▶ _EXERCISE OBJECTIVE_
Read the listing below and copy out every line that holds "this".

[Stored data]
[Start]
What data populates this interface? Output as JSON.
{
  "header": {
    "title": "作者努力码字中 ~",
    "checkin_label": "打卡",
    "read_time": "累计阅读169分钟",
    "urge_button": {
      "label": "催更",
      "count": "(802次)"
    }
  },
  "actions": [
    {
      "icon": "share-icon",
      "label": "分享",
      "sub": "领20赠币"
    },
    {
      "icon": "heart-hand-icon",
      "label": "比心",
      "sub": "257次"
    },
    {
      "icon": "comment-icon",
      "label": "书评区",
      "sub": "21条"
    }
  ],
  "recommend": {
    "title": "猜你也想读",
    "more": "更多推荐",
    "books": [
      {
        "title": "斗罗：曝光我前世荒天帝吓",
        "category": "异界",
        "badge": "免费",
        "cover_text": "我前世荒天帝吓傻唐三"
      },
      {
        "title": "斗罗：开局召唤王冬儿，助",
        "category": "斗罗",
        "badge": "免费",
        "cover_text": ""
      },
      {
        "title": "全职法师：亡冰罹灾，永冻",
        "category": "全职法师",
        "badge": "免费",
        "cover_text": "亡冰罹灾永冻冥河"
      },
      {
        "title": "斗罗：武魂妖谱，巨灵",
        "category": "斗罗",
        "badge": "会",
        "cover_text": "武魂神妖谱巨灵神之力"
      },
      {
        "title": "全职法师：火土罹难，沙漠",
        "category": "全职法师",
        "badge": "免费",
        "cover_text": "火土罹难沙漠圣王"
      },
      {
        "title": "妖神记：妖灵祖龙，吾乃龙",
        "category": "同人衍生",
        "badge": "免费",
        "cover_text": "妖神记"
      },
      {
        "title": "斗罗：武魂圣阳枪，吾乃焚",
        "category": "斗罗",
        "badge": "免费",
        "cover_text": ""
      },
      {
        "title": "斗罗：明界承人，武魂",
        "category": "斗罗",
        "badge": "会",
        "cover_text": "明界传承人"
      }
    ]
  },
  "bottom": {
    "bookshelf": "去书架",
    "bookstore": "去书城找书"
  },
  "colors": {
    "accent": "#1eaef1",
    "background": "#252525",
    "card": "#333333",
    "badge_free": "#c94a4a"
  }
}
[End]
[Start]
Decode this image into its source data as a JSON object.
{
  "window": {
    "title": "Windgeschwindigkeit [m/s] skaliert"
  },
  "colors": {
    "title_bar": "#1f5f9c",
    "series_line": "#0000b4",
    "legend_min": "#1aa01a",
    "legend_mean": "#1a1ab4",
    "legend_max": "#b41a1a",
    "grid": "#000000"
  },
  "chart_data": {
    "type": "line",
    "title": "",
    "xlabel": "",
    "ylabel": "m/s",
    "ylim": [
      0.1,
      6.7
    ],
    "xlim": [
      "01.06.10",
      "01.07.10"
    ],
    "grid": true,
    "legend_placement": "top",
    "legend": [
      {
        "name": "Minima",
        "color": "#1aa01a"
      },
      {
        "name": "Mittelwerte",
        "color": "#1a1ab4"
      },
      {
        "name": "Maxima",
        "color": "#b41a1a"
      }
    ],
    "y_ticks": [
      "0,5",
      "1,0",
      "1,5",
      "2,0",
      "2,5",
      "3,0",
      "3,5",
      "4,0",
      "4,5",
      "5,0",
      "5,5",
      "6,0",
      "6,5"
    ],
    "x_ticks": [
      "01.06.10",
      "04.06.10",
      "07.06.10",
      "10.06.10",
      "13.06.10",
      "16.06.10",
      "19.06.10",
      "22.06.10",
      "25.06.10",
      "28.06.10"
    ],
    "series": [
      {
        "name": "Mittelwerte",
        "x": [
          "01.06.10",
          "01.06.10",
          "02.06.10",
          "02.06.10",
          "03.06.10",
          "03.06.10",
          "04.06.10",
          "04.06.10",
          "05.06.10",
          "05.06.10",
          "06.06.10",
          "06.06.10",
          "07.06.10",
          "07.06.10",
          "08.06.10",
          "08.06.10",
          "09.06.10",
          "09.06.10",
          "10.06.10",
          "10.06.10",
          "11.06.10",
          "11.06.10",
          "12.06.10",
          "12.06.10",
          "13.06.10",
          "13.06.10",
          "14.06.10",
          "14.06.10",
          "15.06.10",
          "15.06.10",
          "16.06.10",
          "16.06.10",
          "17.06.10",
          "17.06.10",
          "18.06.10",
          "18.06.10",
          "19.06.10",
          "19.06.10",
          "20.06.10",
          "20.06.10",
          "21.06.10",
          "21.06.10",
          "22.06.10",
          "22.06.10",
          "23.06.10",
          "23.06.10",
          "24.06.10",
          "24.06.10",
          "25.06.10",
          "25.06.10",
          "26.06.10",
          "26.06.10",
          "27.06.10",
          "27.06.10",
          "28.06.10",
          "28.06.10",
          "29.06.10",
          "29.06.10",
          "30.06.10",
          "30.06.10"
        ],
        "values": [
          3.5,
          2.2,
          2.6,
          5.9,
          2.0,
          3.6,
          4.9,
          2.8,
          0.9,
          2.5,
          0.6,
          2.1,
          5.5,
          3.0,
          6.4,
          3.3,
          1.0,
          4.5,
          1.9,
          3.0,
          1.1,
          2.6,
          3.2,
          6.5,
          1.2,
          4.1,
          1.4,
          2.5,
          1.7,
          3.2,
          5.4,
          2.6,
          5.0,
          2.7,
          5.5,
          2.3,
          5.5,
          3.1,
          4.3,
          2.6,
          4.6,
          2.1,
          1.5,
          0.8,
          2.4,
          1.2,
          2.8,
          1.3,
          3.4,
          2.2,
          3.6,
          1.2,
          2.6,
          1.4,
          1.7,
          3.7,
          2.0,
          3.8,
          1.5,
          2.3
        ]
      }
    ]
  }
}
[End]
▶ _EXERCISE SOLUTION_
What data populates this interface? Output as JSON.
Decode this image into its source data as a JSON object.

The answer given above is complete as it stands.